■ Problem details: Look at the entries below and reproduce them exactly.

■ Dataset extract:
◆ ◆ ◆ ◆
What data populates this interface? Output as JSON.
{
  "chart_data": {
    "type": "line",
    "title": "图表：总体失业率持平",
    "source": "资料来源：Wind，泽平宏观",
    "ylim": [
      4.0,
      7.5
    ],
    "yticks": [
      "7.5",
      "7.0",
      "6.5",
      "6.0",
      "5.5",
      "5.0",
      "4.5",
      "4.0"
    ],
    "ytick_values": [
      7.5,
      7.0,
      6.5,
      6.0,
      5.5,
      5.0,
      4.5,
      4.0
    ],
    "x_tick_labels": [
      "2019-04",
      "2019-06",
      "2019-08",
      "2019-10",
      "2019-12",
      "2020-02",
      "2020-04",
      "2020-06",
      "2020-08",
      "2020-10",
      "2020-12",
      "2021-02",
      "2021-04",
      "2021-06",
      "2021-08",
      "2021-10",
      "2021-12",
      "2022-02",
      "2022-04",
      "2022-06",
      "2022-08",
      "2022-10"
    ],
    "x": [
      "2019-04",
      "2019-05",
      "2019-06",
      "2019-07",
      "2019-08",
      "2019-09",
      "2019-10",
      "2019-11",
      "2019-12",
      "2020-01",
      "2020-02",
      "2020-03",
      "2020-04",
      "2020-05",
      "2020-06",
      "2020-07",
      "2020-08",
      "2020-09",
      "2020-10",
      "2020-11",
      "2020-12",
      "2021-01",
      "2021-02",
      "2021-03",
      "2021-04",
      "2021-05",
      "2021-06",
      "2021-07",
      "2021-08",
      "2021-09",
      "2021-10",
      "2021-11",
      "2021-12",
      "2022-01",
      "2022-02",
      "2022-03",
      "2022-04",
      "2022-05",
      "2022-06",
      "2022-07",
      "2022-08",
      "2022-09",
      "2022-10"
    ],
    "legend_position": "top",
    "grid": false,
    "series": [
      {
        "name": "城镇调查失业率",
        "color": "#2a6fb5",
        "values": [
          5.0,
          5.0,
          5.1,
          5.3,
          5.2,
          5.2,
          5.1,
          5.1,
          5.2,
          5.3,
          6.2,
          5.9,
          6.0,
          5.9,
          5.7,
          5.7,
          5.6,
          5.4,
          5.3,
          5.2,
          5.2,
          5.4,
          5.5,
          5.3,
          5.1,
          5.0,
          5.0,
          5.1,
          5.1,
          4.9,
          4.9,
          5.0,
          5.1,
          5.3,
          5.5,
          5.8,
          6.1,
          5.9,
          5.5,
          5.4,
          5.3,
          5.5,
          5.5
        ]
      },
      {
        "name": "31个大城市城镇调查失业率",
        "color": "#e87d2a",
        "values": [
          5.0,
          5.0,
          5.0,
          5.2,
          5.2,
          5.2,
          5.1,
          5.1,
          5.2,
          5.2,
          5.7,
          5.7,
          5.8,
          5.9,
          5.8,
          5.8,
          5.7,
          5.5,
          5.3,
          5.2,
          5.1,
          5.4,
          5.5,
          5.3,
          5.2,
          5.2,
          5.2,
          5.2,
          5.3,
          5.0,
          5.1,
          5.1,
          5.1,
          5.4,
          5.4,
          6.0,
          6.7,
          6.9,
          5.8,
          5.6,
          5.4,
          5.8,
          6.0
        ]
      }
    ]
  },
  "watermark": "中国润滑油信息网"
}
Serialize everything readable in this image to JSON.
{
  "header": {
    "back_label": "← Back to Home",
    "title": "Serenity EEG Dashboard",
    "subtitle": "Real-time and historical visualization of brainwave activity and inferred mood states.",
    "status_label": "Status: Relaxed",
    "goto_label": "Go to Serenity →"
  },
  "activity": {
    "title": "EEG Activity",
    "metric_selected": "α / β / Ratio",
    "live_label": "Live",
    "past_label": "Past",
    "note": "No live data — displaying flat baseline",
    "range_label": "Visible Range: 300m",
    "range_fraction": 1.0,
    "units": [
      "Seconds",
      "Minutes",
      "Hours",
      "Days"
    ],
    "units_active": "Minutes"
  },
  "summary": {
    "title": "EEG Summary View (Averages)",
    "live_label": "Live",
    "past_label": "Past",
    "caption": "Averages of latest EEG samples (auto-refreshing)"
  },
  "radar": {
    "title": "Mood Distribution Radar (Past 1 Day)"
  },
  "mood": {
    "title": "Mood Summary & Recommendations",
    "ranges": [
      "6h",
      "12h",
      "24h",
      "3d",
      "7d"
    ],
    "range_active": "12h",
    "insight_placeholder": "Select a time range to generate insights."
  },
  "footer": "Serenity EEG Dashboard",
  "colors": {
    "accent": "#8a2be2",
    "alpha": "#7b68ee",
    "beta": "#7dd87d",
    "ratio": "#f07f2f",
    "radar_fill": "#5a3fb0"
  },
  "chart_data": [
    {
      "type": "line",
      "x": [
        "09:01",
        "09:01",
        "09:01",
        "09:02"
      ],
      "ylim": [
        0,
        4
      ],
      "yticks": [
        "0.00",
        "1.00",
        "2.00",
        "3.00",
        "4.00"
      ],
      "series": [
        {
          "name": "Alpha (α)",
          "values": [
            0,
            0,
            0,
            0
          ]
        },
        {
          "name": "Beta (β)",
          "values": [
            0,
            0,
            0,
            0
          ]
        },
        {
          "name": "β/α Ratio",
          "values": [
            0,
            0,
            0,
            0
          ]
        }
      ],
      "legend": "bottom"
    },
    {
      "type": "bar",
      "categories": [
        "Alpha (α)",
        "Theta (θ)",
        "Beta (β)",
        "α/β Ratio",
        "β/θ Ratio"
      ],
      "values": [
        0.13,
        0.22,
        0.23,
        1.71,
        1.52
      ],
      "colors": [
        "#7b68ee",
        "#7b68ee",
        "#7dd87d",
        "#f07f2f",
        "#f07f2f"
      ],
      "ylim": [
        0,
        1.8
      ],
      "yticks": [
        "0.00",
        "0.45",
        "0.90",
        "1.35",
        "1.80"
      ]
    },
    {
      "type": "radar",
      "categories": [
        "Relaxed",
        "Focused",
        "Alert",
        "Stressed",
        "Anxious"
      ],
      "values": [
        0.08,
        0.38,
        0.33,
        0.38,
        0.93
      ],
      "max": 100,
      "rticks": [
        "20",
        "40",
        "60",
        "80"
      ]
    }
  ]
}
◆ ◆ ◆ ◆
■ Response:
What data populates this interface? Output as JSON.
{
  "chart_data": {
    "type": "line",
    "title": "图表：总体失业率持平",
    "source": "资料来源：Wind，泽平宏观",
    "ylim": [
      4.0,
      7.5
    ],
    "yticks": [
      "7.5",
      "7.0",
      "6.5",
      "6.0",
      "5.5",
      "5.0",
      "4.5",
      "4.0"
    ],
    "ytick_values": [
      7.5,
      7.0,
      6.5,
      6.0,
      5.5,
      5.0,
      4.5,
      4.0
    ],
    "x_tick_labels": [
      "2019-04",
      "2019-06",
      "2019-08",
      "2019-10",
      "2019-12",
      "2020-02",
      "2020-04",
      "2020-06",
      "2020-08",
      "2020-10",
      "2020-12",
      "2021-02",
      "2021-04",
      "2021-06",
      "2021-08",
      "2021-10",
      "2021-12",
      "2022-02",
      "2022-04",
      "2022-06",
      "2022-08",
      "2022-10"
    ],
    "x": [
      "2019-04",
      "2019-05",
      "2019-06",
      "2019-07",
      "2019-08",
      "2019-09",
      "2019-10",
      "2019-11",
      "2019-12",
      "2020-01",
      "2020-02",
      "2020-03",
      "2020-04",
      "2020-05",
      "2020-06",
      "2020-07",
      "2020-08",
      "2020-09",
      "2020-10",
      "2020-11",
      "2020-12",
      "2021-01",
      "2021-02",
      "2021-03",
      "2021-04",
      "2021-05",
      "2021-06",
      "2021-07",
      "2021-08",
      "2021-09",
      "2021-10",
      "2021-11",
      "2021-12",
      "2022-01",
      "2022-02",
      "2022-03",
      "2022-04",
      "2022-05",
      "2022-06",
      "2022-07",
      "2022-08",
      "2022-09",
      "2022-10"
    ],
    "legend_position": "top",
    "grid": false,
    "series": [
      {
        "name": "城镇调查失业率",
        "color": "#2a6fb5",
        "values": [
          5.0,
          5.0,
          5.1,
          5.3,
          5.2,
          5.2,
          5.1,
          5.1,
          5.2,
          5.3,
          6.2,
          5.9,
          6.0,
          5.9,
          5.7,
          5.7,
          5.6,
          5.4,
          5.3,
          5.2,
          5.2,
          5.4,
          5.5,
          5.3,
          5.1,
          5.0,
          5.0,
          5.1,
          5.1,
          4.9,
          4.9,
          5.0,
          5.1,
          5.3,
          5.5,
          5.8,
          6.1,
          5.9,
          5.5,
          5.4,
          5.3,
          5.5,
          5.5
        ]
      },
      {
        "name": "31个大城市城镇调查失业率",
        "color": "#e87d2a",
        "values": [
          5.0,
          5.0,
          5.0,
          5.2,
          5.2,
          5.2,
          5.1,
          5.1,
          5.2,
          5.2,
          5.7,
          5.7,
          5.8,
          5.9,
          5.8,
          5.8,
          5.7,
          5.5,
          5.3,
          5.2,
          5.1,
          5.4,
          5.5,
          5.3,
          5.2,
          5.2,
          5.2,
          5.2,
          5.3,
          5.0,
          5.1,
          5.1,
          5.1,
          5.4,
          5.4,
          6.0,
          6.7,
          6.9,
          5.8,
          5.6,
          5.4,
          5.8,
          6.0
        ]
      }
    ]
  },
  "watermark": "中国润滑油信息网"
}
Serialize everything readable in this image to JSON.
{
  "header": {
    "back_label": "← Back to Home",
    "title": "Serenity EEG Dashboard",
    "subtitle": "Real-time and historical visualization of brainwave activity and inferred mood states.",
    "status_label": "Status: Relaxed",
    "goto_label": "Go to Serenity →"
  },
  "activity": {
    "title": "EEG Activity",
    "metric_selected": "α / β / Ratio",
    "live_label": "Live",
    "past_label": "Past",
    "note": "No live data — displaying flat baseline",
    "range_label": "Visible Range: 300m",
    "range_fraction": 1.0,
    "units": [
      "Seconds",
      "Minutes",
      "Hours",
      "Days"
    ],
    "units_active": "Minutes"
  },
  "summary": {
    "title": "EEG Summary View (Averages)",
    "live_label": "Live",
    "past_label": "Past",
    "caption": "Averages of latest EEG samples (auto-refreshing)"
  },
  "radar": {
    "title": "Mood Distribution Radar (Past 1 Day)"
  },
  "mood": {
    "title": "Mood Summary & Recommendations",
    "ranges": [
      "6h",
      "12h",
      "24h",
      "3d",
      "7d"
    ],
    "range_active": "12h",
    "insight_placeholder": "Select a time range to generate insights."
  },
  "footer": "Serenity EEG Dashboard",
  "colors": {
    "accent": "#8a2be2",
    "alpha": "#7b68ee",
    "beta": "#7dd87d",
    "ratio": "#f07f2f",
    "radar_fill": "#5a3fb0"
  },
  "chart_data": [
    {
      "type": "line",
      "x": [
        "09:01",
        "09:01",
        "09:01",
        "09:02"
      ],
      "ylim": [
        0,
        4
      ],
      "yticks": [
        "0.00",
        "1.00",
        "2.00",
        "3.00",
        "4.00"
      ],
      "series": [
        {
          "name": "Alpha (α)",
          "values": [
            0,
            0,
            0,
            0
          ]
        },
        {
          "name": "Beta (β)",
          "values": [
            0,
            0,
            0,
            0
          ]
        },
        {
          "name": "β/α Ratio",
          "values": [
            0,
            0,
            0,
            0
          ]
        }
      ],
      "legend": "bottom"
    },
    {
      "type": "bar",
      "categories": [
        "Alpha (α)",
        "Theta (θ)",
        "Beta (β)",
        "α/β Ratio",
        "β/θ Ratio"
      ],
      "values": [
        0.13,
        0.22,
        0.23,
        1.71,
        1.52
      ],
      "colors": [
        "#7b68ee",
        "#7b68ee",
        "#7dd87d",
        "#f07f2f",
        "#f07f2f"
      ],
      "ylim": [
        0,
        1.8
      ],
      "yticks": [
        "0.00",
        "0.45",
        "0.90",
        "1.35",
        "1.80"
      ]
    },
    {
      "type": "radar",
      "categories": [
        "Relaxed",
        "Focused",
        "Alert",
        "Stressed",
        "Anxious"
      ],
      "values": [
        0.08,
        0.38,
        0.33,
        0.38,
        0.93
      ],
      "max": 100,
      "rticks": [
        "20",
        "40",
        "60",
        "80"
      ]
    }
  ]
}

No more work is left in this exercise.